* **EXERCISE DETAILS**
Reproduce all lines of the listing below in which the word "Oklahoma" occurs.

* **EXTRACTED DATA**
== == ==
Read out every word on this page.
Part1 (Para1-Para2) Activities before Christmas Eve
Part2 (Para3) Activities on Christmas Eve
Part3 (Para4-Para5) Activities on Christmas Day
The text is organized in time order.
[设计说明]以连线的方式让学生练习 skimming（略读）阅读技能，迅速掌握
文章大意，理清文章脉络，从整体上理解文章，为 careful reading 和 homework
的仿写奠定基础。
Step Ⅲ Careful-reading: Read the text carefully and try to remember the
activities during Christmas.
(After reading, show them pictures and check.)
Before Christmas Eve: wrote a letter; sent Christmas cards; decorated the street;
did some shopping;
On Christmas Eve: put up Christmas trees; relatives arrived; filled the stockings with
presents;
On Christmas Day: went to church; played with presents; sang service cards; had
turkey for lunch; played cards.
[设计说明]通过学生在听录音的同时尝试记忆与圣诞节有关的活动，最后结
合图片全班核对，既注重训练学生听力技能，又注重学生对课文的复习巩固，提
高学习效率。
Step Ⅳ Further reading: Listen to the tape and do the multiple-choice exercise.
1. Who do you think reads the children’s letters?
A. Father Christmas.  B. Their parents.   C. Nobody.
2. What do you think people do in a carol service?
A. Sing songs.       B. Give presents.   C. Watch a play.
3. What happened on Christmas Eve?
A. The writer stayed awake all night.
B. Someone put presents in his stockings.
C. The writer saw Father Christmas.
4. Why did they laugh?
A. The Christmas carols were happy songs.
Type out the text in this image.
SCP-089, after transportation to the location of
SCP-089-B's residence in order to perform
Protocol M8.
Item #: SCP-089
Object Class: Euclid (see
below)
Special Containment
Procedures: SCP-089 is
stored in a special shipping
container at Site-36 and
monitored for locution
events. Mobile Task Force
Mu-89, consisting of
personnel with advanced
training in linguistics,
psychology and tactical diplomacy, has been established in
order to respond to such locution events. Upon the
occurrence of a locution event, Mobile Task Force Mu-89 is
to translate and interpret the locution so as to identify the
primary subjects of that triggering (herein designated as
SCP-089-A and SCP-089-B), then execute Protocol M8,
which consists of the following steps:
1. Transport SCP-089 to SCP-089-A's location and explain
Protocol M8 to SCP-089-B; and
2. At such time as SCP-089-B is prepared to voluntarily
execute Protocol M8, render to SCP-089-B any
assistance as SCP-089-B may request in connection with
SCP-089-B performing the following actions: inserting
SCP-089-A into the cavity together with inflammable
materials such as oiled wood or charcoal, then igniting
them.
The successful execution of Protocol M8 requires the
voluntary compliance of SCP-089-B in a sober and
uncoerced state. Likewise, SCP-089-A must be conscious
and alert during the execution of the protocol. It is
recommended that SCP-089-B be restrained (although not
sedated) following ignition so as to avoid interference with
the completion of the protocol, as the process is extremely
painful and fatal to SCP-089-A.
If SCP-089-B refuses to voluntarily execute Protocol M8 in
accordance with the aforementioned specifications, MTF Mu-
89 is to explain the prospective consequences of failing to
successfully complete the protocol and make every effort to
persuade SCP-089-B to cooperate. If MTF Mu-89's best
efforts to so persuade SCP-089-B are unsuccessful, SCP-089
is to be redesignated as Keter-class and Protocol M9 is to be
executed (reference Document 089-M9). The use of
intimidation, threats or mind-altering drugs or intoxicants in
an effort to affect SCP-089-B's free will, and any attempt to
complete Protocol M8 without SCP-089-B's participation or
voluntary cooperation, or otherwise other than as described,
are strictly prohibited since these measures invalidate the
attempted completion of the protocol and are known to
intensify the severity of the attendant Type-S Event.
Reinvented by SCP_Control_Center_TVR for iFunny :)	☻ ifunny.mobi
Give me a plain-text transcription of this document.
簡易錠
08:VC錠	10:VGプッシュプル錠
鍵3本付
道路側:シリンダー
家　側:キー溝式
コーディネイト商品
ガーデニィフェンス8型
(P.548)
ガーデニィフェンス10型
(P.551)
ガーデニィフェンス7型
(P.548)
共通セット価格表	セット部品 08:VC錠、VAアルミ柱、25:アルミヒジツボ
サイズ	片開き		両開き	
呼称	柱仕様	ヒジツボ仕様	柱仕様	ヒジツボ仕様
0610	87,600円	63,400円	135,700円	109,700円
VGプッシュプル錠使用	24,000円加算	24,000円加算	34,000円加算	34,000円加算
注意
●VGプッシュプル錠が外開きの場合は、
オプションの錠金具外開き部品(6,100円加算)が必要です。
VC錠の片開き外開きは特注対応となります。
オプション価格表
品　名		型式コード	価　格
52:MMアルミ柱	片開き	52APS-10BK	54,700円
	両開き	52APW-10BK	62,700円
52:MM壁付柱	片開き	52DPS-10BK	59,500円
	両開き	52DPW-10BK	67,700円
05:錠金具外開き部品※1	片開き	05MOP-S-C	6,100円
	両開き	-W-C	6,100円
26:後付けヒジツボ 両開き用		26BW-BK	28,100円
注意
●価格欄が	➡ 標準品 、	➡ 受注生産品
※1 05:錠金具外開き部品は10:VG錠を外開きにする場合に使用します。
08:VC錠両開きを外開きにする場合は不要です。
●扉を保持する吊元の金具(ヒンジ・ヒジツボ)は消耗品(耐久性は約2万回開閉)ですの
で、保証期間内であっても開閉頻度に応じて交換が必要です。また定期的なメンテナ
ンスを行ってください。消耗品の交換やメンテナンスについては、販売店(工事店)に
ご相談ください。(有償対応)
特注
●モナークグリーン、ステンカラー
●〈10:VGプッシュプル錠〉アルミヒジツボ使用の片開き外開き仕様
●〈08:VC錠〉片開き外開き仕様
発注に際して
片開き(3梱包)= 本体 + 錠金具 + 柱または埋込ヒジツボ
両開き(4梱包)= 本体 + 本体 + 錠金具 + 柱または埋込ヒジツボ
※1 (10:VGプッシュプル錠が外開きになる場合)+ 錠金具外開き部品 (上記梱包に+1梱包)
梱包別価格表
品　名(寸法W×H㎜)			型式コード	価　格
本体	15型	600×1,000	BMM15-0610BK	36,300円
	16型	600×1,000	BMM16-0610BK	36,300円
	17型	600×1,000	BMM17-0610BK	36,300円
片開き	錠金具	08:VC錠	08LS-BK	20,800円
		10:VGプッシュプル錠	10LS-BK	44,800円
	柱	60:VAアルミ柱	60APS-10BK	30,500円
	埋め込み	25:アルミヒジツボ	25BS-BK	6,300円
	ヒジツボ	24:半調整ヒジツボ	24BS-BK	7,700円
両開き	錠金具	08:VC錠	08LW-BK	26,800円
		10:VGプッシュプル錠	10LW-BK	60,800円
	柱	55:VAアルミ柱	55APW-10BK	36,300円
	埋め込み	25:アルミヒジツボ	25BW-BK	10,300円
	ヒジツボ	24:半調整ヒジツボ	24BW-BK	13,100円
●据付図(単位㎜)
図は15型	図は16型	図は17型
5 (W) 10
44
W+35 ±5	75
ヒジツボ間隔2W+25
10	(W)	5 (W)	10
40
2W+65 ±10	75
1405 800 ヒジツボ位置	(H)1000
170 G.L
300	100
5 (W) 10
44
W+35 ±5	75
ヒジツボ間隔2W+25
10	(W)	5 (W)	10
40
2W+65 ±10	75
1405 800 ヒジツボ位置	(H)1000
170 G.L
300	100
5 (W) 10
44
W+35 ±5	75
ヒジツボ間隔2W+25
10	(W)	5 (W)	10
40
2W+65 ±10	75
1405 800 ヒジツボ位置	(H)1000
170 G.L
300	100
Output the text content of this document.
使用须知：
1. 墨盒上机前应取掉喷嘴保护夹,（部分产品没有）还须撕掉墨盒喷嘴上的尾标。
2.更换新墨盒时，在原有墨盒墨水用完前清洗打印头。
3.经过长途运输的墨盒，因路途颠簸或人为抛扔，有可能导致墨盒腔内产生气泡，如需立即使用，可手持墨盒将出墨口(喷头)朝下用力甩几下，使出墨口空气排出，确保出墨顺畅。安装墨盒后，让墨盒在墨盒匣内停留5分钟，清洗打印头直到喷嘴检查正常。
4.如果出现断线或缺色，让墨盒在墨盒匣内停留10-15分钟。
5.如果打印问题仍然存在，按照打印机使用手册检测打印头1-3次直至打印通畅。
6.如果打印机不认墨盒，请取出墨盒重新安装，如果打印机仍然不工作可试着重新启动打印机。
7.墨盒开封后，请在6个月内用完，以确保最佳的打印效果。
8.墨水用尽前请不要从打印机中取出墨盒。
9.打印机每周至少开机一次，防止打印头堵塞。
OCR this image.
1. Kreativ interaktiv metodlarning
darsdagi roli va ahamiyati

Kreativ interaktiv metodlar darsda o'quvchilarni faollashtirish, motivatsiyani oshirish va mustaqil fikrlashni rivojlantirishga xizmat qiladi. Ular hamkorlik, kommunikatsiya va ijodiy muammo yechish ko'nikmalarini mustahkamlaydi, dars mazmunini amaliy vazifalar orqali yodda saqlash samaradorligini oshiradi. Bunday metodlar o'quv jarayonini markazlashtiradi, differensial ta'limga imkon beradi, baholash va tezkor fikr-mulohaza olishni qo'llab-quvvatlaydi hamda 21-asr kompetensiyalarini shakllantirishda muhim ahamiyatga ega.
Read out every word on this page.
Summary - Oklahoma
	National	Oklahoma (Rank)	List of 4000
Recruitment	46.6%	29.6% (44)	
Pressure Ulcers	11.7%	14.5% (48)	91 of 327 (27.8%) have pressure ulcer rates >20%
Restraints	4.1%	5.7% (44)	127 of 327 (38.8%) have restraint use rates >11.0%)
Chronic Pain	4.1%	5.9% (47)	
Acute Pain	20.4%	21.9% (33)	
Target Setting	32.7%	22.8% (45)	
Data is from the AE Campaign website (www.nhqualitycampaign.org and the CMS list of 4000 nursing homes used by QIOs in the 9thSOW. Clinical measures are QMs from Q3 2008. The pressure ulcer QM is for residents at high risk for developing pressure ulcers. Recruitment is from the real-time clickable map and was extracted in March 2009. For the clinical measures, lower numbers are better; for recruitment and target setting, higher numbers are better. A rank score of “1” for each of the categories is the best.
== == ==
* **RESPONSE**
Summary - Oklahoma
	National	Oklahoma (Rank)	List of 4000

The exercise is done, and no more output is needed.